Please copy the material word for word, from its first line through the line containing "- step-connector-1-2: [182, 208, 469, 212]", with both ends included.

## BEGIN MATERIAL PROVIDED

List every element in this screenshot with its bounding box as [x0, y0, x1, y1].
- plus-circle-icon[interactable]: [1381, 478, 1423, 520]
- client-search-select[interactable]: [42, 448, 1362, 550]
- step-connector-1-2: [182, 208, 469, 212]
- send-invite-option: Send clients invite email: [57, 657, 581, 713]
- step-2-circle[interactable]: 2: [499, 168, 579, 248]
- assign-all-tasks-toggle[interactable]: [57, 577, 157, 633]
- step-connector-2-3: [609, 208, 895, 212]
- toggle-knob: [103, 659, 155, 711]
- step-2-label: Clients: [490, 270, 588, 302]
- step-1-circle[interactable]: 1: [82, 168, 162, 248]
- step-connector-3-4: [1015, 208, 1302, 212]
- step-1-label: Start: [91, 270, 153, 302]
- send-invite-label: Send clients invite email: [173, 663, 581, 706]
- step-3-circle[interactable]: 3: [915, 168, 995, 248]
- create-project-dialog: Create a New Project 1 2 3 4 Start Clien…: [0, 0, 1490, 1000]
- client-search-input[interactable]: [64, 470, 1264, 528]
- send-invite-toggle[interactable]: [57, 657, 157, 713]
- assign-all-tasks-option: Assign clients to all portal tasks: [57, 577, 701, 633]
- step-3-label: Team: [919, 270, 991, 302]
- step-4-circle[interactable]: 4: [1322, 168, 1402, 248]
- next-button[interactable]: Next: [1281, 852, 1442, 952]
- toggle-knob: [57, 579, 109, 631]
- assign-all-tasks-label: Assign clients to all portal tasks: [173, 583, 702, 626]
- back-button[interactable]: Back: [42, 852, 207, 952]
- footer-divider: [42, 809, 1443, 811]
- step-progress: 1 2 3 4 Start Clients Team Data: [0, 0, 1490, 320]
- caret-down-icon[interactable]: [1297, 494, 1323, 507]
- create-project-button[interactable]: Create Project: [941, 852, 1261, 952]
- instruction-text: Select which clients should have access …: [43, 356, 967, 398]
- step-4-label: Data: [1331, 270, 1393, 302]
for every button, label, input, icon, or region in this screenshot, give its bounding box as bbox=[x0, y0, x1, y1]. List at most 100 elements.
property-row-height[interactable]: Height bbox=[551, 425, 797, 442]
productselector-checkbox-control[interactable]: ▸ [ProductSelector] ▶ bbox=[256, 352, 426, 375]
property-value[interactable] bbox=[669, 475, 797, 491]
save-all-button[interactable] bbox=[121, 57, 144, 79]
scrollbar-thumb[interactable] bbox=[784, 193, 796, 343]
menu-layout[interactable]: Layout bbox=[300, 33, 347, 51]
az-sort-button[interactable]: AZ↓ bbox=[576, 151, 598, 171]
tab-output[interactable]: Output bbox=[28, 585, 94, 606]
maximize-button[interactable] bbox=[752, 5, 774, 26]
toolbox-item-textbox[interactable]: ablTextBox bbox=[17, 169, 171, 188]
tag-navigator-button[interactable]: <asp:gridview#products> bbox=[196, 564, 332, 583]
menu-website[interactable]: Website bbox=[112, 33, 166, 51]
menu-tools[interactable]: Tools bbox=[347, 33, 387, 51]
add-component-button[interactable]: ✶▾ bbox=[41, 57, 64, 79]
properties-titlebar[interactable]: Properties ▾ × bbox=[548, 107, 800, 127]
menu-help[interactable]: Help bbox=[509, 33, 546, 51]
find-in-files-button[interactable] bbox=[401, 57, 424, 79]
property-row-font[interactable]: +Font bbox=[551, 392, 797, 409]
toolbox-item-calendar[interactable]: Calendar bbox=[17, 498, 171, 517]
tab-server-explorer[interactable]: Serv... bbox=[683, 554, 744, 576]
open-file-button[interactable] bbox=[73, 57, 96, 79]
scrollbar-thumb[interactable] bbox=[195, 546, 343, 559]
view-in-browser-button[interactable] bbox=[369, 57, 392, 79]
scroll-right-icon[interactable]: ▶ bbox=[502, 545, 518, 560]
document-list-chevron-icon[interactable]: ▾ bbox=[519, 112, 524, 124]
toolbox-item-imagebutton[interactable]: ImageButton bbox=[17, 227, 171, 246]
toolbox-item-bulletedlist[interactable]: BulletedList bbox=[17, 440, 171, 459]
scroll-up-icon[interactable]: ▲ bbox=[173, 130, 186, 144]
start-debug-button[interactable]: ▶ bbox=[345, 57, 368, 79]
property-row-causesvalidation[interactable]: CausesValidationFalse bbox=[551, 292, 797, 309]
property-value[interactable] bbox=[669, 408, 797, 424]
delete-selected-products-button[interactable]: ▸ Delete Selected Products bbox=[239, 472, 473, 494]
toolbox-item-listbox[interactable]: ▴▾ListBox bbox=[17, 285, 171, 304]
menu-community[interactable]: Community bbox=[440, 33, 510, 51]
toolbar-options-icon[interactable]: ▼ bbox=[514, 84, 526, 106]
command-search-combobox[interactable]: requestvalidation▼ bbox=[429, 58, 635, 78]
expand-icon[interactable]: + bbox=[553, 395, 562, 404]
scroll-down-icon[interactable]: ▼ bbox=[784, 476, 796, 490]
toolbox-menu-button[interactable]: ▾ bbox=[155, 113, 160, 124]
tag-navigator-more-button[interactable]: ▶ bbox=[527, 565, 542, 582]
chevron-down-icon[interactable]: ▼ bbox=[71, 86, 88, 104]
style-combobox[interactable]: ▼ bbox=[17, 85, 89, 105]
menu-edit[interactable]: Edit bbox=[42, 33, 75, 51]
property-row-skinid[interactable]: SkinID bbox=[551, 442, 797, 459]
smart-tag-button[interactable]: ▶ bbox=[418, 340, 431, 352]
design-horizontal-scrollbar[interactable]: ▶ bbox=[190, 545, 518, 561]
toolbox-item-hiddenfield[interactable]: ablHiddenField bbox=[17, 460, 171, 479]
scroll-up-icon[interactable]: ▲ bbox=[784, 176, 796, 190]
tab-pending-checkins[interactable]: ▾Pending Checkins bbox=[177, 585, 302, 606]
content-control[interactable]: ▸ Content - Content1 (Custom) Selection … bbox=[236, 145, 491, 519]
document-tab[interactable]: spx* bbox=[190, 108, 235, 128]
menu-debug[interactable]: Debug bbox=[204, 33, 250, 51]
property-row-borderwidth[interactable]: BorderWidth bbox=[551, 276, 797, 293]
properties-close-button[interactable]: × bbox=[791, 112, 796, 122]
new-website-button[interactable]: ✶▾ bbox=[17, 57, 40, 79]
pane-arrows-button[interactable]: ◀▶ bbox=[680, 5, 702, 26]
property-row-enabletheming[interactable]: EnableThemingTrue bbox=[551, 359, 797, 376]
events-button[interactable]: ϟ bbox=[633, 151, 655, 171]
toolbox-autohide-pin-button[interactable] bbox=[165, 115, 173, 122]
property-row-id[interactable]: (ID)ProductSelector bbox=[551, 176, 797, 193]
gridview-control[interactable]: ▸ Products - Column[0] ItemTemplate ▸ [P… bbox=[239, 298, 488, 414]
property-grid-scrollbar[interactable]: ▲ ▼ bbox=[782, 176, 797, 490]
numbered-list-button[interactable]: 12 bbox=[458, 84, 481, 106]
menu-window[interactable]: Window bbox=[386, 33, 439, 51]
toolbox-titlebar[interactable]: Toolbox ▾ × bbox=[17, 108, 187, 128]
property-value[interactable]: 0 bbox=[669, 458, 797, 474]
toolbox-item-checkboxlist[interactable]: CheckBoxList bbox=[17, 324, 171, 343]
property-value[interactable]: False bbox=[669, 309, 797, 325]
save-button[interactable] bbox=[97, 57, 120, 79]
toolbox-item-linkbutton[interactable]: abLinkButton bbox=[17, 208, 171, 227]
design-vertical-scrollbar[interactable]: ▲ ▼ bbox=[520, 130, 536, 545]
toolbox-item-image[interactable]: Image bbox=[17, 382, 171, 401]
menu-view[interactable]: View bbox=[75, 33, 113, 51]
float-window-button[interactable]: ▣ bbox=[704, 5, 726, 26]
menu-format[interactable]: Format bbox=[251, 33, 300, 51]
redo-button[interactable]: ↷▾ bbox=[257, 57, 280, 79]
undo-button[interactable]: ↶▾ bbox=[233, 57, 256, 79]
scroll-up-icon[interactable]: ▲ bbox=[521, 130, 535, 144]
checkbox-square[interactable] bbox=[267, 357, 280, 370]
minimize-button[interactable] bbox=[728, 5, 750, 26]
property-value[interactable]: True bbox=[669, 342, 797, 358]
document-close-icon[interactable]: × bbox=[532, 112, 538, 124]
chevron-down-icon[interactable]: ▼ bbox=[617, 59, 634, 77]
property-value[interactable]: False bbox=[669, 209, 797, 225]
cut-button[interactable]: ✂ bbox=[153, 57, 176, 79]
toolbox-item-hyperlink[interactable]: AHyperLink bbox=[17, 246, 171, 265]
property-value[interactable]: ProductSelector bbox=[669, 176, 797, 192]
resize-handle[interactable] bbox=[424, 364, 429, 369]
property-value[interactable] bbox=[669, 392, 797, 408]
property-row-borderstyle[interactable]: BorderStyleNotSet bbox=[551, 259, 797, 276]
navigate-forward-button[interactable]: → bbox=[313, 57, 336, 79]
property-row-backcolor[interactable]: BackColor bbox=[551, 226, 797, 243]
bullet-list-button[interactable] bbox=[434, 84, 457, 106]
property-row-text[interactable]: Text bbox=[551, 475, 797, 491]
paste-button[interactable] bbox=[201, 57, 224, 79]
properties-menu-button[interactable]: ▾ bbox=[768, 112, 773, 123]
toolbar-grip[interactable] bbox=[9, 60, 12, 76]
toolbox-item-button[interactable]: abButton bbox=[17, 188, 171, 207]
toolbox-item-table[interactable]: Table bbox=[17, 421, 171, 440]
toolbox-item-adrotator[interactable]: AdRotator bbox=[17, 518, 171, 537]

## END MATERIAL PROVIDED

RESPONSE TO THE TASK
List every element in this screenshot with its bounding box as [x0, y0, x1, y1].
- plus-circle-icon[interactable]: [1381, 478, 1423, 520]
- client-search-select[interactable]: [42, 448, 1362, 550]
- step-connector-1-2: [182, 208, 469, 212]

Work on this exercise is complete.